Gather from the material every line that contains the string "сливает".

[Extracted data entries]
****************

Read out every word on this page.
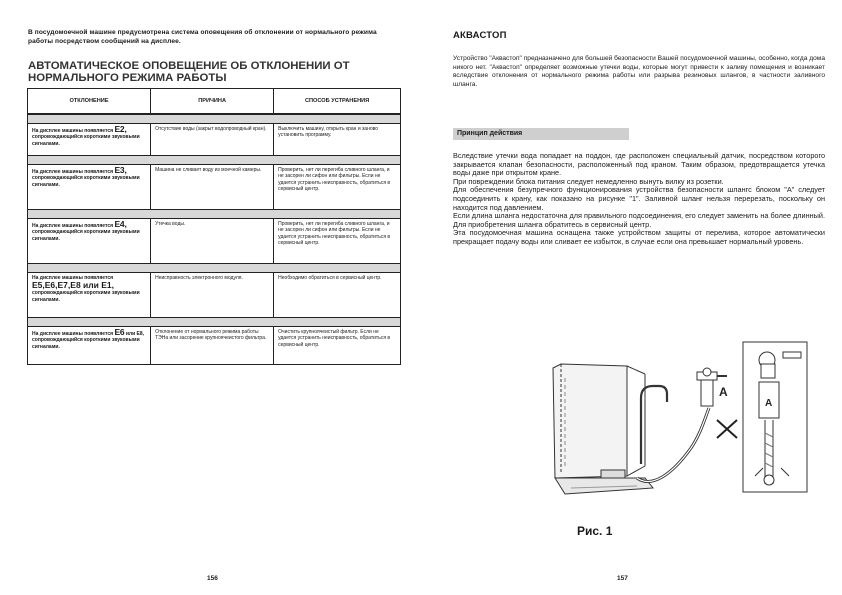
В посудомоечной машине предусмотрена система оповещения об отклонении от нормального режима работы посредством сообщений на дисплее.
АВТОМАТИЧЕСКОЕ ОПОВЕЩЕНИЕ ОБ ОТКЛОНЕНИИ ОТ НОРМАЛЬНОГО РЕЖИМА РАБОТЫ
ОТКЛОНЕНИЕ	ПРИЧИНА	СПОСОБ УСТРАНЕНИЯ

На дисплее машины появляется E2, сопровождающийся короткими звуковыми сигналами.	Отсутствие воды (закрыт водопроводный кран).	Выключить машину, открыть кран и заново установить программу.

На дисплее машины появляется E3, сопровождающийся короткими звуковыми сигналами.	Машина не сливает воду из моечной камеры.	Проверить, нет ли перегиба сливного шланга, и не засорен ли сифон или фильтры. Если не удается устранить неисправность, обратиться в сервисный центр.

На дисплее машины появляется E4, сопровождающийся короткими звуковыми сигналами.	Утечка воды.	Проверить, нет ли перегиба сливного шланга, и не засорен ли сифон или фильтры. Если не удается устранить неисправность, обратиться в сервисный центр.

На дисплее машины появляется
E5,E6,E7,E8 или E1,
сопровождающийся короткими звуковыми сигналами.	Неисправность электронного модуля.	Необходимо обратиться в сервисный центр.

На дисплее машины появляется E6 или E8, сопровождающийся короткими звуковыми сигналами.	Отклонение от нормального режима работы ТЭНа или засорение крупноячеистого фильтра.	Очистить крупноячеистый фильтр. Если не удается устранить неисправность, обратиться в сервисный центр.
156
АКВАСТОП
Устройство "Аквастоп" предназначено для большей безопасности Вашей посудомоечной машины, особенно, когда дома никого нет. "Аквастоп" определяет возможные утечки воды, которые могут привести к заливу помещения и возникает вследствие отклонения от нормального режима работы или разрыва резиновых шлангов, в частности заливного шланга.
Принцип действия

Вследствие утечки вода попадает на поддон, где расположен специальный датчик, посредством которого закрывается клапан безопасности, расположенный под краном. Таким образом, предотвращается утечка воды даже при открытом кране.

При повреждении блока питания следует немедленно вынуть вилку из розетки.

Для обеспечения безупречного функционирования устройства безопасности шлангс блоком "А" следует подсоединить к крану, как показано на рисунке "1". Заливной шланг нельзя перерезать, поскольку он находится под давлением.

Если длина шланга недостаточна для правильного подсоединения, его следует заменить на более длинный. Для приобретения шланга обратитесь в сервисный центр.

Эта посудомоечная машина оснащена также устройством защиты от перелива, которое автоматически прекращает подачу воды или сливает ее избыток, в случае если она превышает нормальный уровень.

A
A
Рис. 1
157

****************

* [Task response]:
На дисплее машины появляется E3, сопровождающийся короткими звуковыми сигналами.	Машина не сливает воду из моечной камеры.	Проверить, нет ли перегиба сливного шланга, и не засорен ли сифон или фильтры. Если не удается устранить неисправность, обратиться в сервисный центр.
Эта посудомоечная машина оснащена также устройством защиты от перелива, которое автоматически прекращает подачу воды или сливает ее избыток, в случае если она превышает нормальный уровень.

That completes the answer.